# Start of Records supplied

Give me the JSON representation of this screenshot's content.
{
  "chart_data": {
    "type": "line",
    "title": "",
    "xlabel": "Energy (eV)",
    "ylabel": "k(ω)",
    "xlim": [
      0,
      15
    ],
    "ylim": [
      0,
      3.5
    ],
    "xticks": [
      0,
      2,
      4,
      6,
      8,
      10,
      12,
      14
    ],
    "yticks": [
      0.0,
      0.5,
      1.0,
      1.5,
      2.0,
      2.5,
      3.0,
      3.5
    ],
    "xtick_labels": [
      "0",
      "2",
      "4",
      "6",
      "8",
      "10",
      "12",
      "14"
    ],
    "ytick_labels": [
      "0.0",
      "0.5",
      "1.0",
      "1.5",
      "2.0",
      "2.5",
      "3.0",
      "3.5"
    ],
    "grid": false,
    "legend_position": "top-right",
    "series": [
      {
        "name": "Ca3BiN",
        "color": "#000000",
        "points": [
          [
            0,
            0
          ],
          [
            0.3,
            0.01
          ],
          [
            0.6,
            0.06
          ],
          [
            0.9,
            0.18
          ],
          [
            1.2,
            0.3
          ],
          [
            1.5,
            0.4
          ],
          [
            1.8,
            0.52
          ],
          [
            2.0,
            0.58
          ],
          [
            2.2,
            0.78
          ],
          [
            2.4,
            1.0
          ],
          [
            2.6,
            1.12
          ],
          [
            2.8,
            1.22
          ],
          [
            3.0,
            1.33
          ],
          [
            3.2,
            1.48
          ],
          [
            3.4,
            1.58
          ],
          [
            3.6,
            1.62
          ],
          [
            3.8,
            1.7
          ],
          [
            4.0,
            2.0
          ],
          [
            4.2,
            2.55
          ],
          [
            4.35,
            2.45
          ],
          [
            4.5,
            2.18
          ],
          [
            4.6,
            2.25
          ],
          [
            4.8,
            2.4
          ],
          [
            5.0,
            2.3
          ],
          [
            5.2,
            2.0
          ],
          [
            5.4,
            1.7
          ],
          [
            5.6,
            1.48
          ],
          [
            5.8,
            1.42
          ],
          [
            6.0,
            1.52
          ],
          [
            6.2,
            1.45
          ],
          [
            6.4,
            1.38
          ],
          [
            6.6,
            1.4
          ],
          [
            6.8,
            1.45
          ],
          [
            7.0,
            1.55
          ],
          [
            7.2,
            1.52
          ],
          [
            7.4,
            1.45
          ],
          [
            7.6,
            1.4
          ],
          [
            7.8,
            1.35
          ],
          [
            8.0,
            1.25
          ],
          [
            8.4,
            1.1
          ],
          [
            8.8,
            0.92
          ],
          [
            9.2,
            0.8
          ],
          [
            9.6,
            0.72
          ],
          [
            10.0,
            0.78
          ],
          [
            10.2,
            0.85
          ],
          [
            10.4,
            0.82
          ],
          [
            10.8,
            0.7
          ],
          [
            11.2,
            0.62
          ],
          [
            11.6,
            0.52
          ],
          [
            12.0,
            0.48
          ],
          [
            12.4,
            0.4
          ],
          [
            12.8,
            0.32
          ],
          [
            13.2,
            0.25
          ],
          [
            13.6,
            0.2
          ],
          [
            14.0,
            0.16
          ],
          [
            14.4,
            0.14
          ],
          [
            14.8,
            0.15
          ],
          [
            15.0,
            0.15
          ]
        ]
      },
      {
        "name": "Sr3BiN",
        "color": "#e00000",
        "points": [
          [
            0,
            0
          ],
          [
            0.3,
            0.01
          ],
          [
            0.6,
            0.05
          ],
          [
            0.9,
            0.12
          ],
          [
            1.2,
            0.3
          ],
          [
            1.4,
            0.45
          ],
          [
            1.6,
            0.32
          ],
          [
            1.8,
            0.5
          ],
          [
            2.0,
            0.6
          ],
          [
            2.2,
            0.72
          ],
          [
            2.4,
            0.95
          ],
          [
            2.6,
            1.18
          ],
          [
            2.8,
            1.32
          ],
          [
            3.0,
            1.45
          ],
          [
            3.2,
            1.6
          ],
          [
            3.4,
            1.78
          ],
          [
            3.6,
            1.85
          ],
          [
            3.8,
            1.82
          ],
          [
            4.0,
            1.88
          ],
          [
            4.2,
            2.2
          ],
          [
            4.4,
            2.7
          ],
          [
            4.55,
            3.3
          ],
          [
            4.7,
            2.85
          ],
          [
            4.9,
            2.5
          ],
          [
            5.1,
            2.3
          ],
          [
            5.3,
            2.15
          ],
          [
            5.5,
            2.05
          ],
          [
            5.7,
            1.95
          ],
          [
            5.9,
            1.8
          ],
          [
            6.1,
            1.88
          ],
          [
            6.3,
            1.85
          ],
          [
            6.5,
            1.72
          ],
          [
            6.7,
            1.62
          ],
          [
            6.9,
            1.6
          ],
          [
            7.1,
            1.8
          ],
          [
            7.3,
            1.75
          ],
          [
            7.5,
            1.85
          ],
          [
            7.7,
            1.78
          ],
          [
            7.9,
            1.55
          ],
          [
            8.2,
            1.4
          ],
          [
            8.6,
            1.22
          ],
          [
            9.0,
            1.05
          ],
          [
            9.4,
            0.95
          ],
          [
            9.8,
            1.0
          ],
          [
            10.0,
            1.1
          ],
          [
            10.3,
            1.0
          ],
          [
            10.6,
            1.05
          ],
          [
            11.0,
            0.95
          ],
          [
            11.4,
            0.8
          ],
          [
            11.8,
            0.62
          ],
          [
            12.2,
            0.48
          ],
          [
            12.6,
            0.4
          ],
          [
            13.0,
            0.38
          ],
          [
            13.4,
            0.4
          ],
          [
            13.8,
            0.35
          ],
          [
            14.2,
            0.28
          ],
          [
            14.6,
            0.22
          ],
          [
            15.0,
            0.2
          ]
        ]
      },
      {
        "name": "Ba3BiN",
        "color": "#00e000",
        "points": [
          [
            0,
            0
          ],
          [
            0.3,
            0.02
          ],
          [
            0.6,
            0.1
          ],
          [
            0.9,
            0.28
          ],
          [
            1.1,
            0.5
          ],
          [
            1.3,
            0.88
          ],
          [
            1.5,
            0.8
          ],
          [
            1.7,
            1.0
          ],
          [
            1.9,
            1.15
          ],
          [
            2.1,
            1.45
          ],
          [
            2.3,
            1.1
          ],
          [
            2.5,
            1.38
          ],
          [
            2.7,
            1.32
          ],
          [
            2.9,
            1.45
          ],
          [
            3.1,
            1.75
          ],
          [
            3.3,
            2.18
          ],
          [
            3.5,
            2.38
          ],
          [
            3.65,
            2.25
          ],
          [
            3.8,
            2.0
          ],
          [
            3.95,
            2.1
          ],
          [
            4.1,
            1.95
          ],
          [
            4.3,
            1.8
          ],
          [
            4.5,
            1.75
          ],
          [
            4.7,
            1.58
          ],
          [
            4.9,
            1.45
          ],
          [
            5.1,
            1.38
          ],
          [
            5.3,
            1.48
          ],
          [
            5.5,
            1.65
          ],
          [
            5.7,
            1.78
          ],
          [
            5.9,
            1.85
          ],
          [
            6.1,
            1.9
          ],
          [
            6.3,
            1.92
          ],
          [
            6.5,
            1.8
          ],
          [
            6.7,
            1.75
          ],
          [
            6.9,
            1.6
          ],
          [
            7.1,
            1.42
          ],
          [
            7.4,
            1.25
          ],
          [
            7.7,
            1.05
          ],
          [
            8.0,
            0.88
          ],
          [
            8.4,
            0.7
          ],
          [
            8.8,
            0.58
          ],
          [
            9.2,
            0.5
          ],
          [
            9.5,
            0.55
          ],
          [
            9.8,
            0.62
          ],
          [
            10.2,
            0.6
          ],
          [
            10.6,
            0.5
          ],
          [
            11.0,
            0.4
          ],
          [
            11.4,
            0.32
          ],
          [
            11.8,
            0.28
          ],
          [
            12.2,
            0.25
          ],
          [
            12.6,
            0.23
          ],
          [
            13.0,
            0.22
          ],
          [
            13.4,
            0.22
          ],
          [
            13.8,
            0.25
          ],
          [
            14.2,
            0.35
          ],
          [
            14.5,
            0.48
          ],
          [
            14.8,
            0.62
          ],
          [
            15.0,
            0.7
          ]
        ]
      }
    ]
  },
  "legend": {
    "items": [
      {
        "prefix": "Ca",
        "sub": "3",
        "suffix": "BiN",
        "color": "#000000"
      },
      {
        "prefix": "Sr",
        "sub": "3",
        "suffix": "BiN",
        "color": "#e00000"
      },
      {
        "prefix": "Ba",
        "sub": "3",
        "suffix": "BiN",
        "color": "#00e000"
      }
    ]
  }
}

# End of Records supplied

Problem to work on → Using the listing, collect all lines in which the string "color" is found.

Answer to this exercise →
        "color": "#000000",
        "color": "#e00000",
        "color": "#00e000",
        "color": "#000000"
        "color": "#e00000"
        "color": "#00e000"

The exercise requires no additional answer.